### To do
Search the records for "with" and copy each line that holds it.

○ ○ ○ ○

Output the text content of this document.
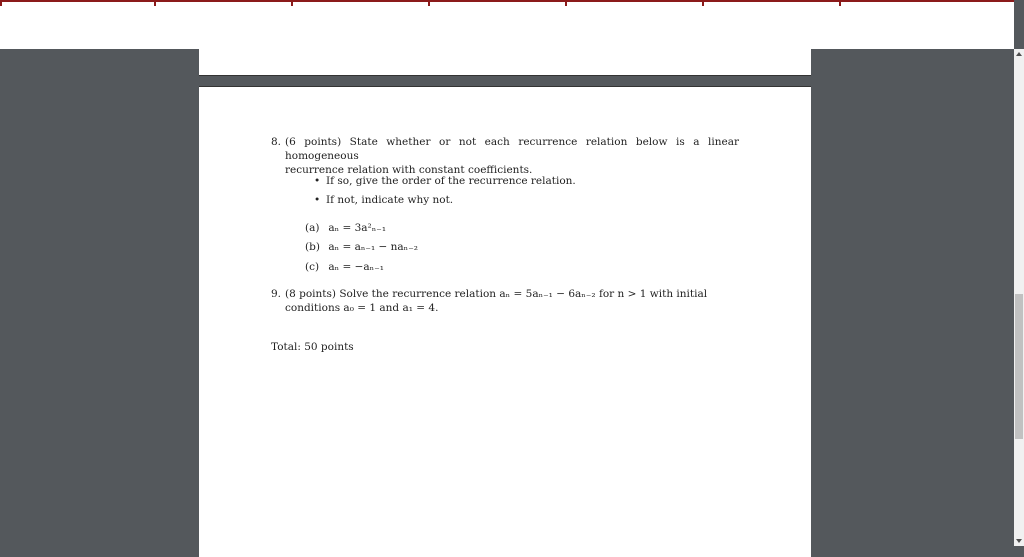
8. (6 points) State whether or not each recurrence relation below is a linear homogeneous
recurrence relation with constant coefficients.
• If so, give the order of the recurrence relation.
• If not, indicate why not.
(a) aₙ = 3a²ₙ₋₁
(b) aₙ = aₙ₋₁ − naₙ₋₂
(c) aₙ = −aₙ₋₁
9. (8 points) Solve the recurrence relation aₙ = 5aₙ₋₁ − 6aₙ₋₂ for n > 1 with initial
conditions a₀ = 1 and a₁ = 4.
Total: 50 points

○ ○ ○ ○

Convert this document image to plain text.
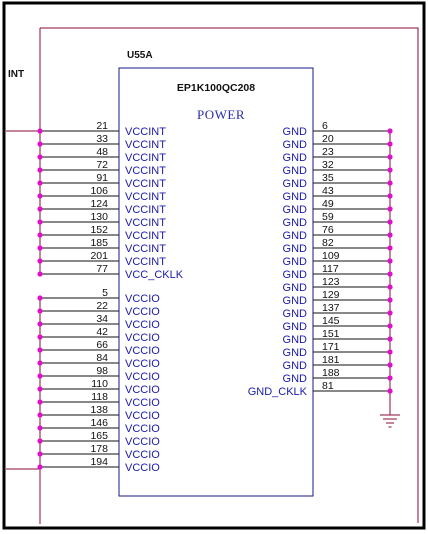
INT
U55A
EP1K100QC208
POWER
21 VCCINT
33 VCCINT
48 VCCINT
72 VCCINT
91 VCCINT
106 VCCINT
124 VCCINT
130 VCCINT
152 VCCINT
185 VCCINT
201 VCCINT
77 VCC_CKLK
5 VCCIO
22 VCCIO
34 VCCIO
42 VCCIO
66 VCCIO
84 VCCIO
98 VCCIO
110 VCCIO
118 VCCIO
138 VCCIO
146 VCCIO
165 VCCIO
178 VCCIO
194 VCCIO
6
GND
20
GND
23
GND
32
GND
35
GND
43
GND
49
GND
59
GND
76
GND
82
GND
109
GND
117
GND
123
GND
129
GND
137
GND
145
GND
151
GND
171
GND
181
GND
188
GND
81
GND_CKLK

○ ○ ○ ○

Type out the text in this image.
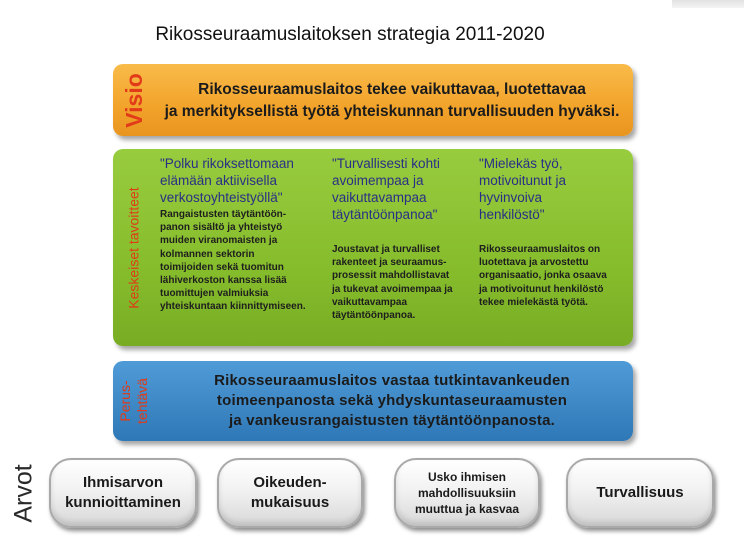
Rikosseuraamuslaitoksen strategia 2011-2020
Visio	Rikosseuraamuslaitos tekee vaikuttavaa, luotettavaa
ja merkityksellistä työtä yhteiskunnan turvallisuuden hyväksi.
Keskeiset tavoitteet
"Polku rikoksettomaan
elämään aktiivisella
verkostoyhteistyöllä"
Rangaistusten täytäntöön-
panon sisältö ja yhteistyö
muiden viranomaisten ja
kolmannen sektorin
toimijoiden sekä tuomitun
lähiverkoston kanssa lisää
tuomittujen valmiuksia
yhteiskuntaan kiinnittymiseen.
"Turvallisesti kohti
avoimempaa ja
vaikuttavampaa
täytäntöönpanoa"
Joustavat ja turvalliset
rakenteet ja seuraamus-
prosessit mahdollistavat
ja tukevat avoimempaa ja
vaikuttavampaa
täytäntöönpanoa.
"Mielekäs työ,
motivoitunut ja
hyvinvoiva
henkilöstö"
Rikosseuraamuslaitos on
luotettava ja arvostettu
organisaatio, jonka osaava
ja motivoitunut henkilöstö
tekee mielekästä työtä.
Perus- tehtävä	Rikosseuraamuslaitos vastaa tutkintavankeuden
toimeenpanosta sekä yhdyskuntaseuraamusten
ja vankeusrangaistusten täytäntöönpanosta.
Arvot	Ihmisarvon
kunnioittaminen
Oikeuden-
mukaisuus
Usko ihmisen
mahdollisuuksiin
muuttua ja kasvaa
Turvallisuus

○ ○ ○ ○

### Output of the task
recurrence relation with constant coefficients.
9. (8 points) Solve the recurrence relation aₙ = 5aₙ₋₁ − 6aₙ₋₂ for n > 1 with initial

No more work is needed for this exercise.